Aim of the task
Return all the data below as it stands, minus the pictures.

■ ■ ■

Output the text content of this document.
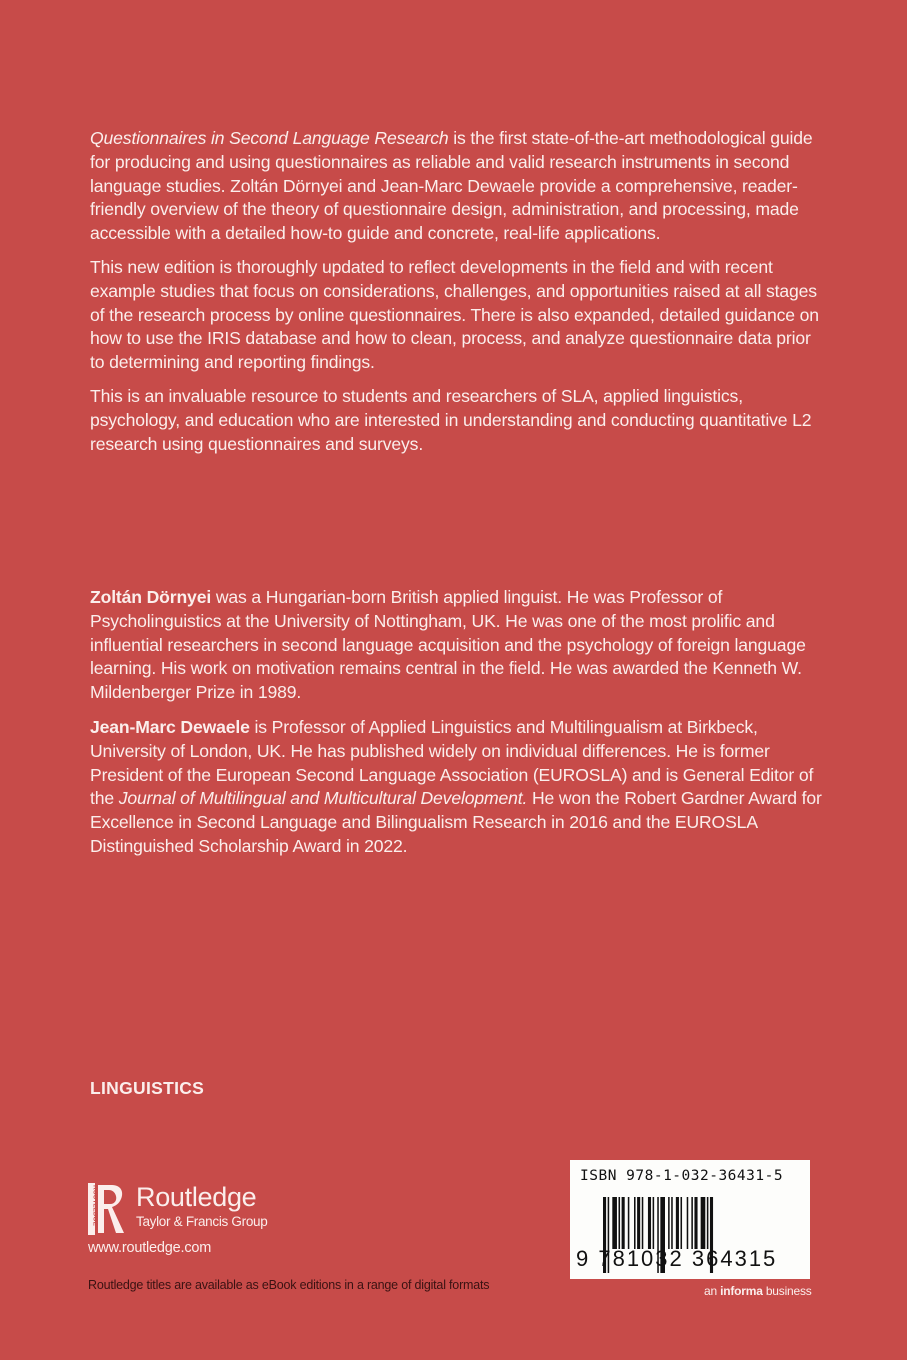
Questionnaires in Second Language Research is the first state-of-the-art methodological guide for producing and using questionnaires as reliable and valid research instruments in second language studies. Zoltán Dörnyei and Jean-Marc Dewaele provide a comprehensive, reader-friendly overview of the theory of questionnaire design, administration, and processing, made accessible with a detailed how-to guide and concrete, real-life applications.

This new edition is thoroughly updated to reflect developments in the field and with recent example studies that focus on considerations, challenges, and opportunities raised at all stages of the research process by online questionnaires. There is also expanded, detailed guidance on how to use the IRIS database and how to clean, process, and analyze questionnaire data prior to determining and reporting findings.

This is an invaluable resource to students and researchers of SLA, applied linguistics, psychology, and education who are interested in understanding and conducting quantitative L2 research using questionnaires and surveys.

Zoltán Dörnyei was a Hungarian-born British applied linguist. He was Professor of Psycholinguistics at the University of Nottingham, UK. He was one of the most prolific and influential researchers in second language acquisition and the psychology of foreign language learning. His work on motivation remains central in the field. He was awarded the Kenneth W. Mildenberger Prize in 1989.

Jean-Marc Dewaele is Professor of Applied Linguistics and Multilingualism at Birkbeck, University of London, UK. He has published widely on individual differences. He is former President of the European Second Language Association (EUROSLA) and is General Editor of the Journal of Multilingual and Multicultural Development. He won the Robert Gardner Award for Excellence in Second Language and Bilingualism Research in 2016 and the EUROSLA Distinguished Scholarship Award in 2022.

LINGUISTICS
ROUTLEDGE Routledge
Taylor & Francis Group
www.routledge.com
Routledge titles are available as eBook editions in a range of digital formats
ISBN 978-1-032-36431-5
9 781032 364315
an informa business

■ ■ ■

The answer
Output the text content of this document.
Questionnaires in Second Language Research is the first state-of-the-art methodological guide for producing and using questionnaires as reliable and valid research instruments in second language studies. Zoltán Dörnyei and Jean-Marc Dewaele provide a comprehensive, reader-friendly overview of the theory of questionnaire design, administration, and processing, made accessible with a detailed how-to guide and concrete, real-life applications.

This new edition is thoroughly updated to reflect developments in the field and with recent example studies that focus on considerations, challenges, and opportunities raised at all stages of the research process by online questionnaires. There is also expanded, detailed guidance on how to use the IRIS database and how to clean, process, and analyze questionnaire data prior to determining and reporting findings.

This is an invaluable resource to students and researchers of SLA, applied linguistics, psychology, and education who are interested in understanding and conducting quantitative L2 research using questionnaires and surveys.

Zoltán Dörnyei was a Hungarian-born British applied linguist. He was Professor of Psycholinguistics at the University of Nottingham, UK. He was one of the most prolific and influential researchers in second language acquisition and the psychology of foreign language learning. His work on motivation remains central in the field. He was awarded the Kenneth W. Mildenberger Prize in 1989.

Jean-Marc Dewaele is Professor of Applied Linguistics and Multilingualism at Birkbeck, University of London, UK. He has published widely on individual differences. He is former President of the European Second Language Association (EUROSLA) and is General Editor of the Journal of Multilingual and Multicultural Development. He won the Robert Gardner Award for Excellence in Second Language and Bilingualism Research in 2016 and the EUROSLA Distinguished Scholarship Award in 2022.

LINGUISTICS
ROUTLEDGE Routledge
Taylor & Francis Group
www.routledge.com
Routledge titles are available as eBook editions in a range of digital formats
ISBN 978-1-032-36431-5
9 781032 364315
an informa business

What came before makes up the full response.